» **GOAL**: Restate the listing that follows word for word, without its pictures.

» **DATASET CONTENT**:
>> start

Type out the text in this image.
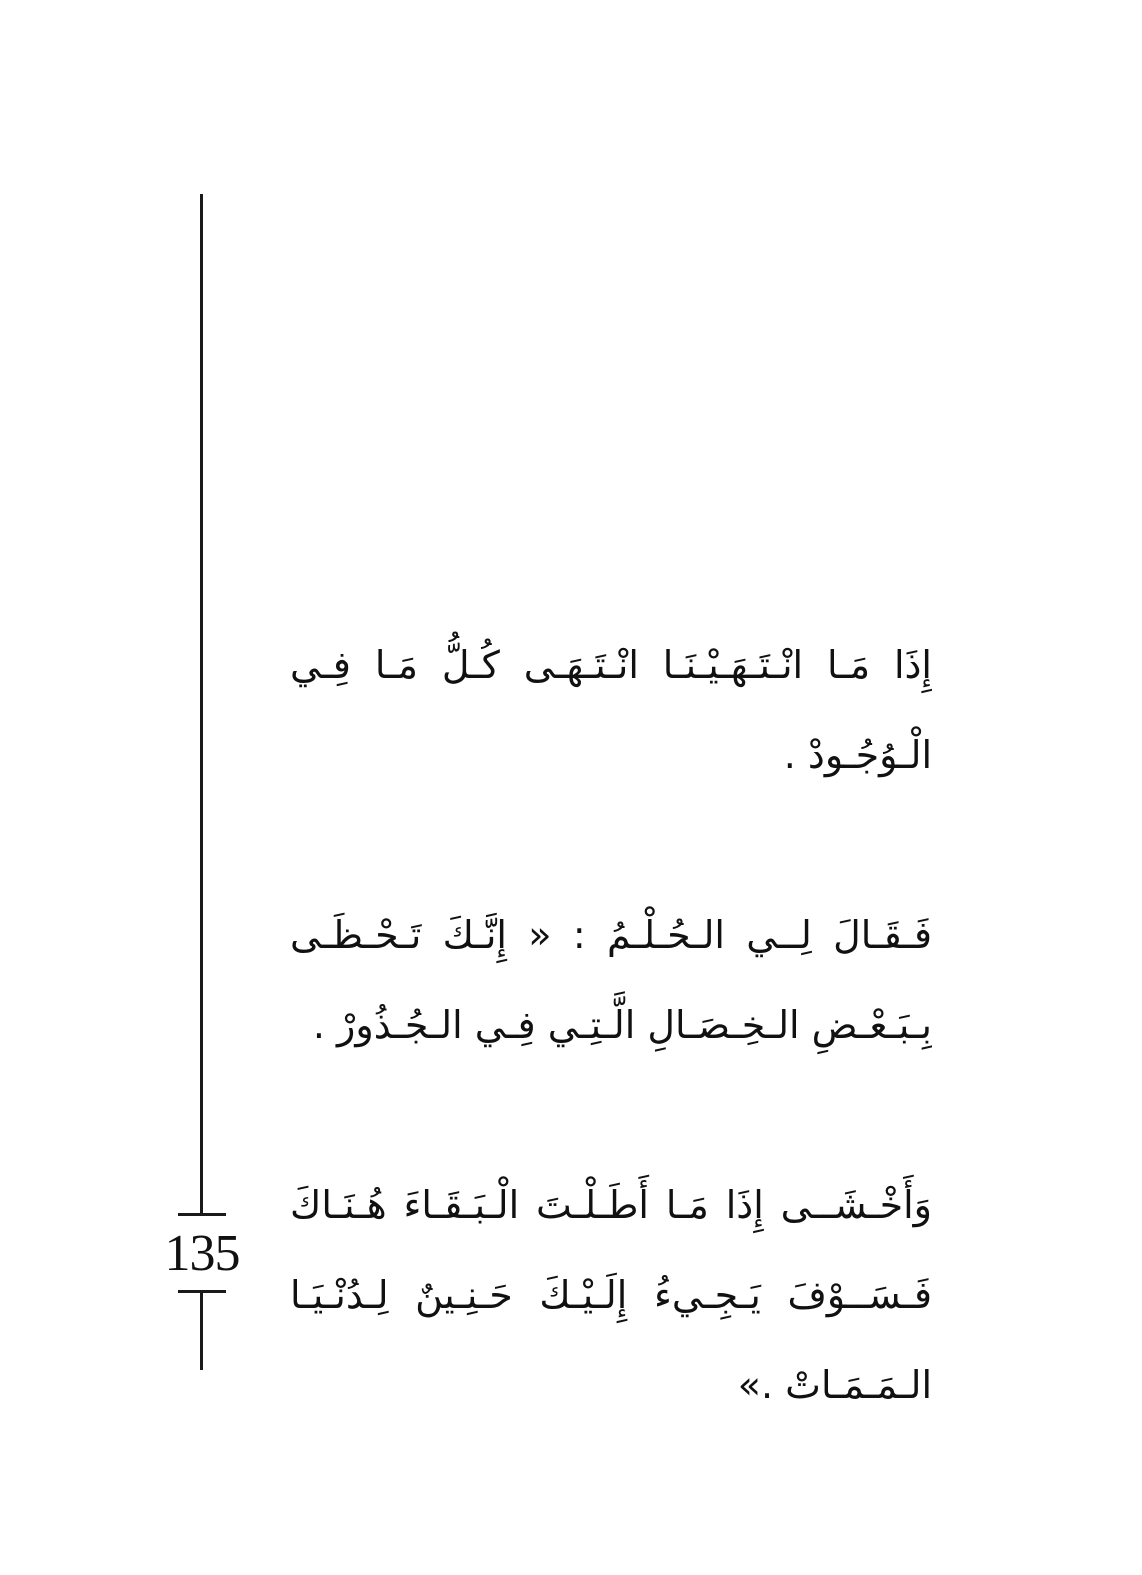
135
إِذَا مَـا انْـتَـهَـيْـنَـا انْـتَـهَـى كُـلُّ مَـا فِـي
الْـوُجُـودْ .
فَـقَـالَ لِــي الـحُـلْـمُ : « إِنَّـكَ تَـحْـظَـى
بِـبَـعْـضِ الـخِـصَـالِ الَّـتِـي فِـي الـجُـذُورْ .
وَأَخْـشَــى إِذَا مَـا أَطَـلْـتَ الْـبَـقَـاءَ هُـنَـاكَ
فَـسَــوْفَ يَـجِـيءُ إِلَـيْـكَ حَـنِـينٌ لِـدُنْـيَـا
الـمَـمَـاتْ .»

>> end

» **ANSWER TO THE PROBLEM**:
Type out the text in this image.
135
إِذَا مَـا انْـتَـهَـيْـنَـا انْـتَـهَـى كُـلُّ مَـا فِـي
الْـوُجُـودْ .
فَـقَـالَ لِــي الـحُـلْـمُ : « إِنَّـكَ تَـحْـظَـى
بِـبَـعْـضِ الـخِـصَـالِ الَّـتِـي فِـي الـجُـذُورْ .
وَأَخْـشَــى إِذَا مَـا أَطَـلْـتَ الْـبَـقَـاءَ هُـنَـاكَ
فَـسَــوْفَ يَـجِـيءُ إِلَـيْـكَ حَـنِـينٌ لِـدُنْـيَـا
الـمَـمَـاتْ .»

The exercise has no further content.